• **TEXT FOR ANALYSIS**:
Directed evolution of pyruvate decarboxylase-negative Saccharomyces cerevisiae, yielding a C2-independent, glucose-tolerant, and pyruvate-hyperproducing yeast.

The absence of alcoholic fermentation makes pyruvate decarboxylase-negative (Pdc(-)) strains of Saccharomyces cerevisiae an interesting platform for further metabolic engineering of central metabolism. However, Pdc(-) S. cerevisiae strains have two growth defects: (i) growth on synthetic medium in glucose-limited chemostat cultures requires the addition of small amounts of ethanol or acetate and (ii) even in the presence of a C(2) compound, these strains cannot grow in batch cultures on synthetic medium with glucose. We used two subsequent phenotypic selection strategies to obtain a Pdc(-) strain without these growth defects. An acetate-independent Pdc(-) mutant was obtained via (otherwise) glucose-limited chemostat cultivation by progressively lowering the acetate content in the feed. Transcriptome analysis did not reveal the mechanisms behind the C(2) independence. Further selection for glucose tolerance in shake flasks resulted in a Pdc(-) S. cerevisiae mutant (TAM) that could grow in batch cultures ( micro (max) = 0.20 h(-1)) on synthetic medium, with glucose as the sole carbon source. Although the exact molecular mechanisms underlying the glucose-tolerant phenotype were not resolved, transcriptome analysis of the TAM strain revealed increased transcript levels of many glucose-repressible genes relative to the isogenic wild type in nitrogen-limited chemostat cultures with excess glucose. In pH-controlled aerobic batch cultures, the TAM strain produced large amounts of pyruvate. By repeated glucose feeding, a pyruvate concentration of 135 g liter(-1) was obtained, with a specific pyruvate production rate of 6 to 7 mmol g of biomass(-1) h(-1) during the exponential-growth phase and an overall yield of 0.54 g of pyruvate g of glucose(-1).

• **TASK 1**: In the abstract on pyruvate decarboxylase-negative yeast, what pyruvate concentration did the TAM strain reach with repeated glucose feeding?
• **TASK 2**: Quote the abstract on pyruvate decarboxylase-negative yeast from "Directed evolution of" to "and pyruvate-hyperproducing yeast.".

• **DATA SECTION**:
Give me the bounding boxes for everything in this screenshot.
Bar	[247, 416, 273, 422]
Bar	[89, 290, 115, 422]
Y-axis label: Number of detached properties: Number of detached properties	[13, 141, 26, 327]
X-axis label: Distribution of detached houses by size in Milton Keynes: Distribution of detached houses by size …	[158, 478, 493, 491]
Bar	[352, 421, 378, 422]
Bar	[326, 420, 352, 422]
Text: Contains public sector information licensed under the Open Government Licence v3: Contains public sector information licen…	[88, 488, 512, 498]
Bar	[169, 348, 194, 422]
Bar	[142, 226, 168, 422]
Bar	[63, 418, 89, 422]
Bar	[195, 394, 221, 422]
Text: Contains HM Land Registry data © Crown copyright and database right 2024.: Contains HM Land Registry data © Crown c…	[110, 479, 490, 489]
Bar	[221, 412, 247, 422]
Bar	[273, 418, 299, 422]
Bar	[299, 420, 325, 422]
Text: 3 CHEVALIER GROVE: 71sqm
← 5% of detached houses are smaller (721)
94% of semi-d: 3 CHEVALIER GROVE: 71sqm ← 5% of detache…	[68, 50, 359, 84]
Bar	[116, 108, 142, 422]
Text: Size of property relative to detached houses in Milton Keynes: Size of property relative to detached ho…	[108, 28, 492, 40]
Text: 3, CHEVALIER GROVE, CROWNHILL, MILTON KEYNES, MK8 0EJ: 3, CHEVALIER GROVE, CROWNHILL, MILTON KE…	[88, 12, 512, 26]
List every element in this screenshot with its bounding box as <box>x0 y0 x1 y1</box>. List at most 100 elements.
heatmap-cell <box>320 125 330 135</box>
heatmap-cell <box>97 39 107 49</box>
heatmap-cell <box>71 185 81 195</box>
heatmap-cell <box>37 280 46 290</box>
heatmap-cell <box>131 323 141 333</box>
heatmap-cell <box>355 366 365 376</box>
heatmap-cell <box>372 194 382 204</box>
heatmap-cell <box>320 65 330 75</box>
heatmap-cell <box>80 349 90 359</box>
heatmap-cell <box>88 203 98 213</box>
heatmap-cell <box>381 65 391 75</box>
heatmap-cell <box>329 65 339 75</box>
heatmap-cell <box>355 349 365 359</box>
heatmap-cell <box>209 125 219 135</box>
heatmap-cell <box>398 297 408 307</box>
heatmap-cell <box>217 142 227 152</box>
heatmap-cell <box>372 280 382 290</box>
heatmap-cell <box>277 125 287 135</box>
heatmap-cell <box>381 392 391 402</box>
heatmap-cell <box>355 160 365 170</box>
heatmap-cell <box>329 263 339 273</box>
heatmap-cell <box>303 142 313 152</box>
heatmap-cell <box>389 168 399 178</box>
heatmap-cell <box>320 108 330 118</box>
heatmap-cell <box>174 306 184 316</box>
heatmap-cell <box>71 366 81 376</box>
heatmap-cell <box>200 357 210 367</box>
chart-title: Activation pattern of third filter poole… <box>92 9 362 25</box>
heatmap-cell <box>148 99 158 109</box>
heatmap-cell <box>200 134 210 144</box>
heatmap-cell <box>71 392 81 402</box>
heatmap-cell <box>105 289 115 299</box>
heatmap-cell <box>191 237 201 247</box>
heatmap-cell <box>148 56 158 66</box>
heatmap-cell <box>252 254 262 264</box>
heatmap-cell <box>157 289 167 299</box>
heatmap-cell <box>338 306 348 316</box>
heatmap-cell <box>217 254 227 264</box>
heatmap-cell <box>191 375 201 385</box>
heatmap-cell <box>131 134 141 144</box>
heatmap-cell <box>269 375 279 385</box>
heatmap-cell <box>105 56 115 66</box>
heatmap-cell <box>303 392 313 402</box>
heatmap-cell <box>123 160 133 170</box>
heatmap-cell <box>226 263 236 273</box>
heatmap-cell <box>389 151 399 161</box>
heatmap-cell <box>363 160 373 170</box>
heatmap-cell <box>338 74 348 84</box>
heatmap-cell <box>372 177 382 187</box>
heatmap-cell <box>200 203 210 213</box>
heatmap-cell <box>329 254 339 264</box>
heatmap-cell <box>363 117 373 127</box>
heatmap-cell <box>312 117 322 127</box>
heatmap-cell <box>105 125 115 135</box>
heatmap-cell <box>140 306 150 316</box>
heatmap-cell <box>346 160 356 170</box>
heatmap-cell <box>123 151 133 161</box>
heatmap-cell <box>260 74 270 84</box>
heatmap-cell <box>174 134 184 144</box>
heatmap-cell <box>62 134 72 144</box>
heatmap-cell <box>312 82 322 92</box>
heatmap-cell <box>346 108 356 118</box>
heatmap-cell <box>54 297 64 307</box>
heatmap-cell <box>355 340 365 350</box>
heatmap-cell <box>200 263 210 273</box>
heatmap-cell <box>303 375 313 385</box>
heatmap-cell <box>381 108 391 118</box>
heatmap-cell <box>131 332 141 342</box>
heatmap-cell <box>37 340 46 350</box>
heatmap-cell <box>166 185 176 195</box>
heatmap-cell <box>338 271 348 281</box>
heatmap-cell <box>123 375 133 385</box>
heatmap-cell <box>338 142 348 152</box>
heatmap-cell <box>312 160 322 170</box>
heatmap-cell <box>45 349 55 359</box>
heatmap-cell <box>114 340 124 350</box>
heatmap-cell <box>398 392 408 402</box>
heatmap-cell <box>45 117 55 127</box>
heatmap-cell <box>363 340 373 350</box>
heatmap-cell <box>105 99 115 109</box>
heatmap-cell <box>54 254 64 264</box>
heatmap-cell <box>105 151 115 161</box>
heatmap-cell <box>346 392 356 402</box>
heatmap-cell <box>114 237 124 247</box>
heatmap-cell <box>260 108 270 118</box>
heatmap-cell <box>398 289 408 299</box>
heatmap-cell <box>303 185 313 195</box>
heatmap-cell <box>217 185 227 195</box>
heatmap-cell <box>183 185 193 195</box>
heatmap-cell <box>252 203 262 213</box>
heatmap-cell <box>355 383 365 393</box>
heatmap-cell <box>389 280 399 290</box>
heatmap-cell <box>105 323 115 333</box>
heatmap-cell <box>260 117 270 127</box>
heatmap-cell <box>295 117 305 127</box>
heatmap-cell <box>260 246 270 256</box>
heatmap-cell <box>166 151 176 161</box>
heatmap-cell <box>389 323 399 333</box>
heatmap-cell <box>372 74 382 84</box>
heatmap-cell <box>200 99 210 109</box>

• **EXPECTED ANSWER 1**: 135 g liter(-1)

• **EXPECTED ANSWER 2**:
Directed evolution of pyruvate decarboxylase-negative Saccharomyces cerevisiae, yielding a C2-independent, glucose-tolerant, and pyruvate-hyperproducing yeast.